— BEGIN AVAILABLE RECORDS —

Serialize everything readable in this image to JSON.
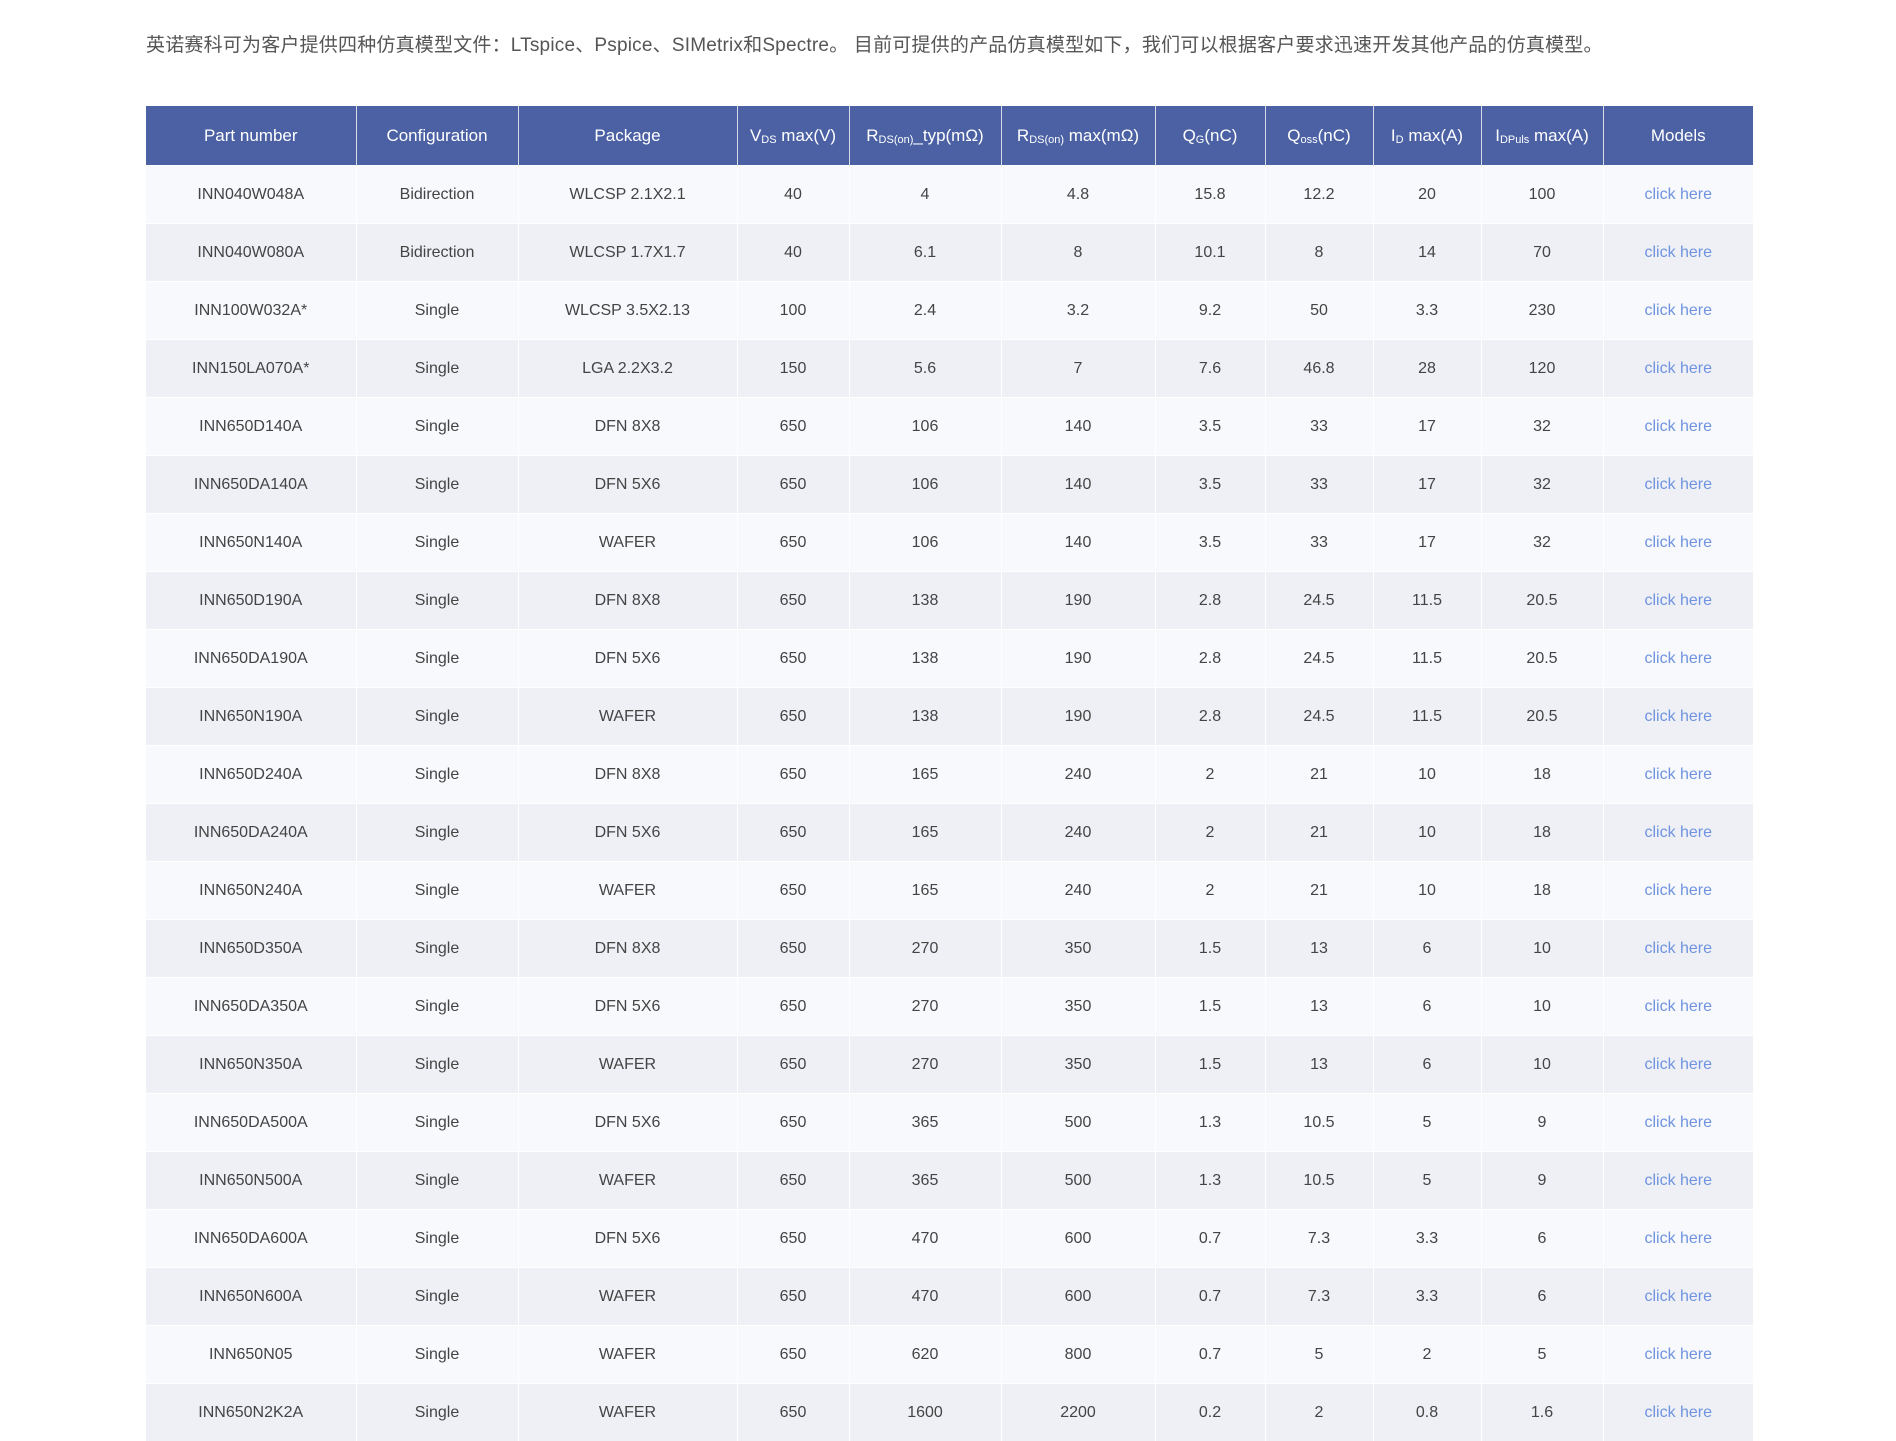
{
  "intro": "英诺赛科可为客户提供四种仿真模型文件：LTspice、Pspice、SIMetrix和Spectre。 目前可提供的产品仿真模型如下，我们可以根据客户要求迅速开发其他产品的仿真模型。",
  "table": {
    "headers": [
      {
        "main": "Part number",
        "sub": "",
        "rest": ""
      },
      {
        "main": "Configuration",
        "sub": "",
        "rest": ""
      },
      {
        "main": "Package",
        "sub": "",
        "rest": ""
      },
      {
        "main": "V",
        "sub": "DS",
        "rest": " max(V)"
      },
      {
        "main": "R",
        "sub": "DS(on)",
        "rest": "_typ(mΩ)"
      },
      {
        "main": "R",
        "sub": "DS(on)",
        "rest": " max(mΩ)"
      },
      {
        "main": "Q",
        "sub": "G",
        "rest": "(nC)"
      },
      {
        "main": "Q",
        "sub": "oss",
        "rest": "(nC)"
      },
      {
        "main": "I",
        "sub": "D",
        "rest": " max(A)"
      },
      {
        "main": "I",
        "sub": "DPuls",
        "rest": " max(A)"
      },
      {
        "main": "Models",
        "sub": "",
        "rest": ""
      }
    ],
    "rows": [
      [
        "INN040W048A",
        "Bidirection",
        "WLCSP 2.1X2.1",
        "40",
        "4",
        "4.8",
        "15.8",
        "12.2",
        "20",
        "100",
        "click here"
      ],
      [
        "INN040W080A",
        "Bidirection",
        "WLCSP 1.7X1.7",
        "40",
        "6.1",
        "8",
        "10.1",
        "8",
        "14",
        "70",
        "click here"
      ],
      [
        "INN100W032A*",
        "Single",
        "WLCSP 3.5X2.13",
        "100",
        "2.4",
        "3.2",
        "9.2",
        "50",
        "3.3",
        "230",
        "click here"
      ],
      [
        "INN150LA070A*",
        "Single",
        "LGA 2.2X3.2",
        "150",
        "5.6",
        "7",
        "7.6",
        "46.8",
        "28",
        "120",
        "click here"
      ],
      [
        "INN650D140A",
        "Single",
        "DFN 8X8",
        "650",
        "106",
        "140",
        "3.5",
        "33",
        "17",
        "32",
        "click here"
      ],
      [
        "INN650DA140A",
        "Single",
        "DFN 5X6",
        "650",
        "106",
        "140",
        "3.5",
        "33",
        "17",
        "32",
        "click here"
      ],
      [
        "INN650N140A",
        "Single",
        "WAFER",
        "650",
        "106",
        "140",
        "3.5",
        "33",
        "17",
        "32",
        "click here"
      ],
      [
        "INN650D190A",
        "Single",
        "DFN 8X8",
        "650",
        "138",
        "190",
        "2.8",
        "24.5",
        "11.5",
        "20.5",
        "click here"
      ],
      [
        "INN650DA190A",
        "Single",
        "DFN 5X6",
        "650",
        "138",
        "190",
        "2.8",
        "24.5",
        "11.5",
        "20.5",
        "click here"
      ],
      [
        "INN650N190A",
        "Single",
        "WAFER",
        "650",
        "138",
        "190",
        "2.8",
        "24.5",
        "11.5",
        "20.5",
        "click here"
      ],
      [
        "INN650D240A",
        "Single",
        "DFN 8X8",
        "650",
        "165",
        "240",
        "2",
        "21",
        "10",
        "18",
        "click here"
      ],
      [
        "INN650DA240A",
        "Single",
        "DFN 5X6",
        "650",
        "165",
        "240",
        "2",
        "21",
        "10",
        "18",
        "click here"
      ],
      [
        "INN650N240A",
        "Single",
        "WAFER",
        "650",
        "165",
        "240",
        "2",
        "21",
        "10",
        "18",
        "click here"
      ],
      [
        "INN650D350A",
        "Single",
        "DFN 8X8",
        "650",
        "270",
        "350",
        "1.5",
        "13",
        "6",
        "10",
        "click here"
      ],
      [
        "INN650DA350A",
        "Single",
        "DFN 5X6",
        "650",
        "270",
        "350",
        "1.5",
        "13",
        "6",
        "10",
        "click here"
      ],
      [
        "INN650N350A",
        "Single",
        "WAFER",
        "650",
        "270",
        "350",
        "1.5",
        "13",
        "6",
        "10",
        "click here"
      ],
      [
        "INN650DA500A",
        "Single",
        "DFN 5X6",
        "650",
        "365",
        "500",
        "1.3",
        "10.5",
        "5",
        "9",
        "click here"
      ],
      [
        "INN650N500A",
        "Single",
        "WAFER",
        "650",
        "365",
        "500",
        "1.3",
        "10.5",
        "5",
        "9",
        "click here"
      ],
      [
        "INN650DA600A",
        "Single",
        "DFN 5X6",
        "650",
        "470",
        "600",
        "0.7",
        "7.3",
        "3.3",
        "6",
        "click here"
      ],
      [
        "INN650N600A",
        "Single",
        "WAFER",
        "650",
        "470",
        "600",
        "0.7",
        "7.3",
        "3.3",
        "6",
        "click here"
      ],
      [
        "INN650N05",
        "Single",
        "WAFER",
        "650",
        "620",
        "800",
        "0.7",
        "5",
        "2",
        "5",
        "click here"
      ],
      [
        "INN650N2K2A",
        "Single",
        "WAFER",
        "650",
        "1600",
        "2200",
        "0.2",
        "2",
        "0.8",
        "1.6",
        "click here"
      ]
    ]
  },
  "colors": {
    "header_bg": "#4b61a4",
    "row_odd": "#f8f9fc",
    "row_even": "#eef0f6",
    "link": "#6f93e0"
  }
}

— END AVAILABLE RECORDS —

▶ [TASK REQUIREMENTS]
Repeat each entry precisely as it appears. Leave the pictures out.

▶ [CORRECT RESULT]
Serialize everything readable in this image to JSON.
{
  "intro": "英诺赛科可为客户提供四种仿真模型文件：LTspice、Pspice、SIMetrix和Spectre。 目前可提供的产品仿真模型如下，我们可以根据客户要求迅速开发其他产品的仿真模型。",
  "table": {
    "headers": [
      {
        "main": "Part number",
        "sub": "",
        "rest": ""
      },
      {
        "main": "Configuration",
        "sub": "",
        "rest": ""
      },
      {
        "main": "Package",
        "sub": "",
        "rest": ""
      },
      {
        "main": "V",
        "sub": "DS",
        "rest": " max(V)"
      },
      {
        "main": "R",
        "sub": "DS(on)",
        "rest": "_typ(mΩ)"
      },
      {
        "main": "R",
        "sub": "DS(on)",
        "rest": " max(mΩ)"
      },
      {
        "main": "Q",
        "sub": "G",
        "rest": "(nC)"
      },
      {
        "main": "Q",
        "sub": "oss",
        "rest": "(nC)"
      },
      {
        "main": "I",
        "sub": "D",
        "rest": " max(A)"
      },
      {
        "main": "I",
        "sub": "DPuls",
        "rest": " max(A)"
      },
      {
        "main": "Models",
        "sub": "",
        "rest": ""
      }
    ],
    "rows": [
      [
        "INN040W048A",
        "Bidirection",
        "WLCSP 2.1X2.1",
        "40",
        "4",
        "4.8",
        "15.8",
        "12.2",
        "20",
        "100",
        "click here"
      ],
      [
        "INN040W080A",
        "Bidirection",
        "WLCSP 1.7X1.7",
        "40",
        "6.1",
        "8",
        "10.1",
        "8",
        "14",
        "70",
        "click here"
      ],
      [
        "INN100W032A*",
        "Single",
        "WLCSP 3.5X2.13",
        "100",
        "2.4",
        "3.2",
        "9.2",
        "50",
        "3.3",
        "230",
        "click here"
      ],
      [
        "INN150LA070A*",
        "Single",
        "LGA 2.2X3.2",
        "150",
        "5.6",
        "7",
        "7.6",
        "46.8",
        "28",
        "120",
        "click here"
      ],
      [
        "INN650D140A",
        "Single",
        "DFN 8X8",
        "650",
        "106",
        "140",
        "3.5",
        "33",
        "17",
        "32",
        "click here"
      ],
      [
        "INN650DA140A",
        "Single",
        "DFN 5X6",
        "650",
        "106",
        "140",
        "3.5",
        "33",
        "17",
        "32",
        "click here"
      ],
      [
        "INN650N140A",
        "Single",
        "WAFER",
        "650",
        "106",
        "140",
        "3.5",
        "33",
        "17",
        "32",
        "click here"
      ],
      [
        "INN650D190A",
        "Single",
        "DFN 8X8",
        "650",
        "138",
        "190",
        "2.8",
        "24.5",
        "11.5",
        "20.5",
        "click here"
      ],
      [
        "INN650DA190A",
        "Single",
        "DFN 5X6",
        "650",
        "138",
        "190",
        "2.8",
        "24.5",
        "11.5",
        "20.5",
        "click here"
      ],
      [
        "INN650N190A",
        "Single",
        "WAFER",
        "650",
        "138",
        "190",
        "2.8",
        "24.5",
        "11.5",
        "20.5",
        "click here"
      ],
      [
        "INN650D240A",
        "Single",
        "DFN 8X8",
        "650",
        "165",
        "240",
        "2",
        "21",
        "10",
        "18",
        "click here"
      ],
      [
        "INN650DA240A",
        "Single",
        "DFN 5X6",
        "650",
        "165",
        "240",
        "2",
        "21",
        "10",
        "18",
        "click here"
      ],
      [
        "INN650N240A",
        "Single",
        "WAFER",
        "650",
        "165",
        "240",
        "2",
        "21",
        "10",
        "18",
        "click here"
      ],
      [
        "INN650D350A",
        "Single",
        "DFN 8X8",
        "650",
        "270",
        "350",
        "1.5",
        "13",
        "6",
        "10",
        "click here"
      ],
      [
        "INN650DA350A",
        "Single",
        "DFN 5X6",
        "650",
        "270",
        "350",
        "1.5",
        "13",
        "6",
        "10",
        "click here"
      ],
      [
        "INN650N350A",
        "Single",
        "WAFER",
        "650",
        "270",
        "350",
        "1.5",
        "13",
        "6",
        "10",
        "click here"
      ],
      [
        "INN650DA500A",
        "Single",
        "DFN 5X6",
        "650",
        "365",
        "500",
        "1.3",
        "10.5",
        "5",
        "9",
        "click here"
      ],
      [
        "INN650N500A",
        "Single",
        "WAFER",
        "650",
        "365",
        "500",
        "1.3",
        "10.5",
        "5",
        "9",
        "click here"
      ],
      [
        "INN650DA600A",
        "Single",
        "DFN 5X6",
        "650",
        "470",
        "600",
        "0.7",
        "7.3",
        "3.3",
        "6",
        "click here"
      ],
      [
        "INN650N600A",
        "Single",
        "WAFER",
        "650",
        "470",
        "600",
        "0.7",
        "7.3",
        "3.3",
        "6",
        "click here"
      ],
      [
        "INN650N05",
        "Single",
        "WAFER",
        "650",
        "620",
        "800",
        "0.7",
        "5",
        "2",
        "5",
        "click here"
      ],
      [
        "INN650N2K2A",
        "Single",
        "WAFER",
        "650",
        "1600",
        "2200",
        "0.2",
        "2",
        "0.8",
        "1.6",
        "click here"
      ]
    ]
  },
  "colors": {
    "header_bg": "#4b61a4",
    "row_odd": "#f8f9fc",
    "row_even": "#eef0f6",
    "link": "#6f93e0"
  }
}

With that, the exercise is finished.